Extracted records
· · ·

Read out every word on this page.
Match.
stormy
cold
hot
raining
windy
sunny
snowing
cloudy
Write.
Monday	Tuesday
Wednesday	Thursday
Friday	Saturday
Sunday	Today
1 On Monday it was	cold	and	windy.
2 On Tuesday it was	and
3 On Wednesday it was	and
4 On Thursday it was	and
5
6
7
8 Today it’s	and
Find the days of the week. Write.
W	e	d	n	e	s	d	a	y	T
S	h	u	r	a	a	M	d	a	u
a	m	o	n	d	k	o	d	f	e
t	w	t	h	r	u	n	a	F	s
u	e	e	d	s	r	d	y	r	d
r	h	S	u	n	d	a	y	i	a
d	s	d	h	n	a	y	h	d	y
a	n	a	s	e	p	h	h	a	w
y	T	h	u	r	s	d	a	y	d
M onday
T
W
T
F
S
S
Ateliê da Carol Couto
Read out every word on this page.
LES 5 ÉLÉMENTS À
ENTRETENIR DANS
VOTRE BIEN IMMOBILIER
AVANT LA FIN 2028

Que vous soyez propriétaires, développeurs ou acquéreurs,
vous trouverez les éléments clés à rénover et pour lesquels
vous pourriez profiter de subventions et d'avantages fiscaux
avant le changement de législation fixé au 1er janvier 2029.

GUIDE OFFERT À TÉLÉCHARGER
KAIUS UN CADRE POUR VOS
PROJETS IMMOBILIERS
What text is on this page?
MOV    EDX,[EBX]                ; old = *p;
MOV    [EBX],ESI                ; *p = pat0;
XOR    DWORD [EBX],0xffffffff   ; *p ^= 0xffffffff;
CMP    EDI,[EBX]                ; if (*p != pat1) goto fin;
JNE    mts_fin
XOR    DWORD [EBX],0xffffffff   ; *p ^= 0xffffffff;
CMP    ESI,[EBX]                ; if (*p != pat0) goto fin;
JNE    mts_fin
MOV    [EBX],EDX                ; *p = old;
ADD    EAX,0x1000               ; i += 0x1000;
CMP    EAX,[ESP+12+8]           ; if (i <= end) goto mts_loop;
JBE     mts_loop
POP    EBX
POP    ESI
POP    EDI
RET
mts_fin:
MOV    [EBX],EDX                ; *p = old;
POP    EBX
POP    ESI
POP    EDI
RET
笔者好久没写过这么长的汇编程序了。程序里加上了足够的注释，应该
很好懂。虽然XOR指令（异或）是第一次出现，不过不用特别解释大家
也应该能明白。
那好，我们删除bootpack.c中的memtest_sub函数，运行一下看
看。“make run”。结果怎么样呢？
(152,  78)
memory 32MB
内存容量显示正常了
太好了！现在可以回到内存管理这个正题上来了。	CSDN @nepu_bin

· · ·

WRITTEN PROBLEM
Restate word for word the lines from the one holding "What text is on this page?" to the end of the listing, both ends included, and nothing more.

COMPLETE RESPONSE
What text is on this page?
MOV    EDX,[EBX]                ; old = *p;
MOV    [EBX],ESI                ; *p = pat0;
XOR    DWORD [EBX],0xffffffff   ; *p ^= 0xffffffff;
CMP    EDI,[EBX]                ; if (*p != pat1) goto fin;
JNE    mts_fin
XOR    DWORD [EBX],0xffffffff   ; *p ^= 0xffffffff;
CMP    ESI,[EBX]                ; if (*p != pat0) goto fin;
JNE    mts_fin
MOV    [EBX],EDX                ; *p = old;
ADD    EAX,0x1000               ; i += 0x1000;
CMP    EAX,[ESP+12+8]           ; if (i <= end) goto mts_loop;
JBE     mts_loop
POP    EBX
POP    ESI
POP    EDI
RET
mts_fin:
MOV    [EBX],EDX                ; *p = old;
POP    EBX
POP    ESI
POP    EDI
RET
笔者好久没写过这么长的汇编程序了。程序里加上了足够的注释，应该
很好懂。虽然XOR指令（异或）是第一次出现，不过不用特别解释大家
也应该能明白。
那好，我们删除bootpack.c中的memtest_sub函数，运行一下看
看。“make run”。结果怎么样呢？
(152,  78)
memory 32MB
内存容量显示正常了
太好了！现在可以回到内存管理这个正题上来了。	CSDN @nepu_bin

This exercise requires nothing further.